#### Request:
Pull out every line containing the string "причины".

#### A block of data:
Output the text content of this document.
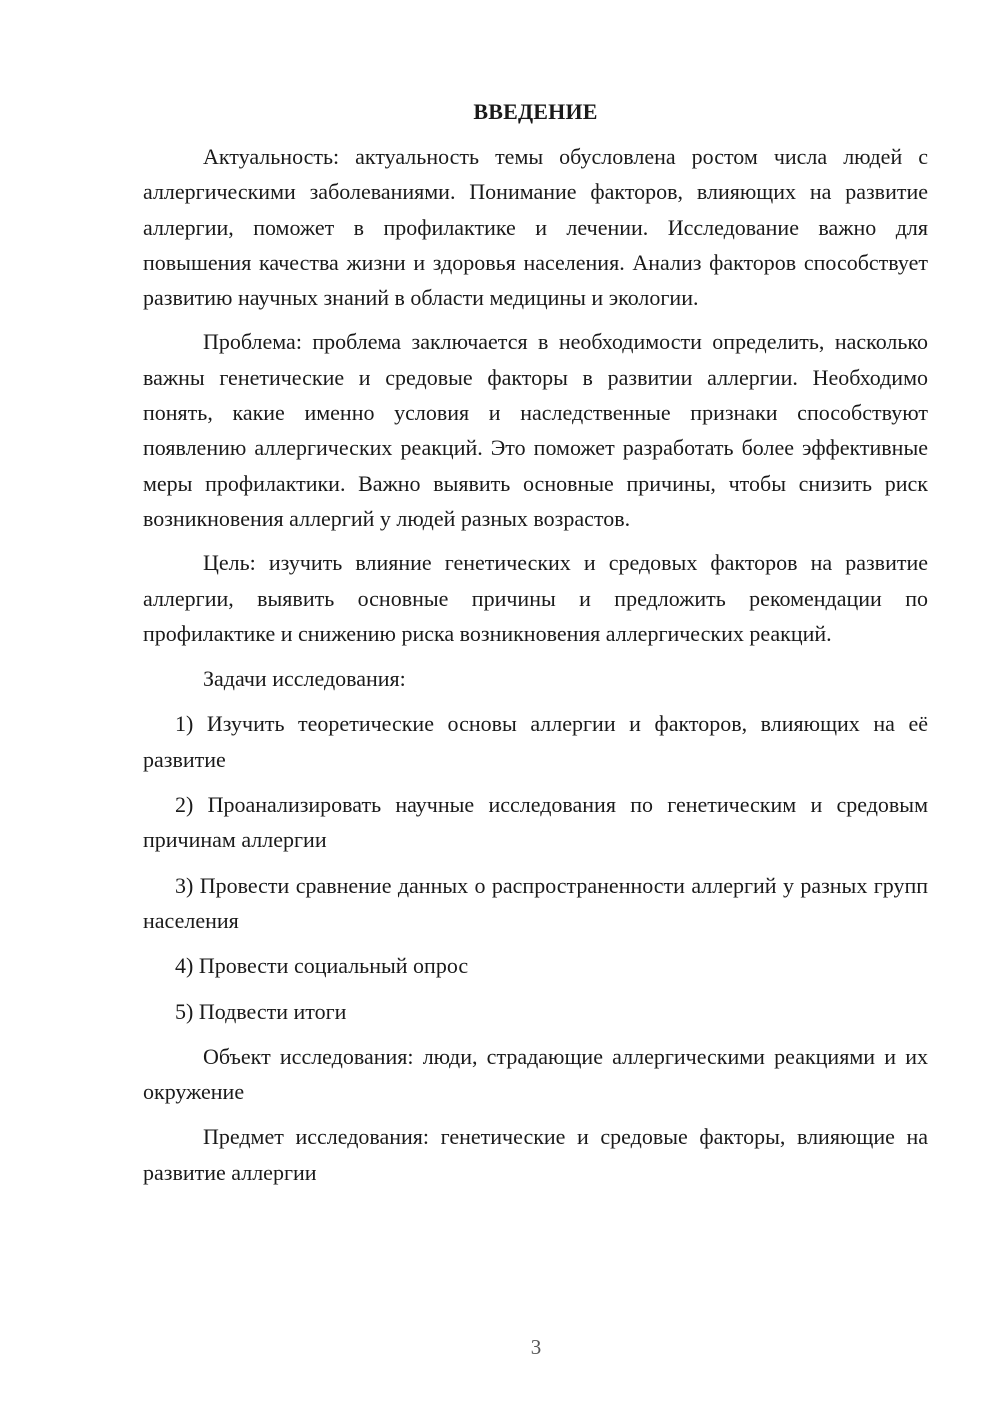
ВВЕДЕНИЕ

Актуальность: актуальность темы обусловлена ростом числа людей с аллергическими заболеваниями. Понимание факторов, влияющих на развитие аллергии, поможет в профилактике и лечении. Исследование важно для повышения качества жизни и здоровья населения. Анализ факторов способствует развитию научных знаний в области медицины и экологии.

Проблема: проблема заключается в необходимости определить, насколько важны генетические и средовые факторы в развитии аллергии. Необходимо понять, какие именно условия и наследственные признаки способствуют появлению аллергических реакций. Это поможет разработать более эффективные меры профилактики. Важно выявить основные причины, чтобы снизить риск возникновения аллергий у людей разных возрастов.

Цель: изучить влияние генетических и средовых факторов на развитие аллергии, выявить основные причины и предложить рекомендации по профилактике и снижению риска возникновения аллергических реакций.

Задачи исследования:

1) Изучить теоретические основы аллергии и факторов, влияющих на её развитие

2) Проанализировать научные исследования по генетическим и средовым причинам аллергии

3) Провести сравнение данных о распространенности аллергий у разных групп населения

4) Провести социальный опрос

5) Подвести итоги

Объект исследования: люди, страдающие аллергическими реакциями и их окружение

Предмет исследования: генетические и средовые факторы, влияющие на развитие аллергии

3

#### Solution for this problem:
Проблема: проблема заключается в необходимости определить, насколько важны генетические и средовые факторы в развитии аллергии. Необходимо понять, какие именно условия и наследственные признаки способствуют появлению аллергических реакций. Это поможет разработать более эффективные меры профилактики. Важно выявить основные причины, чтобы снизить риск возникновения аллергий у людей разных возрастов.
Цель: изучить влияние генетических и средовых факторов на развитие аллергии, выявить основные причины и предложить рекомендации по профилактике и снижению риска возникновения аллергических реакций.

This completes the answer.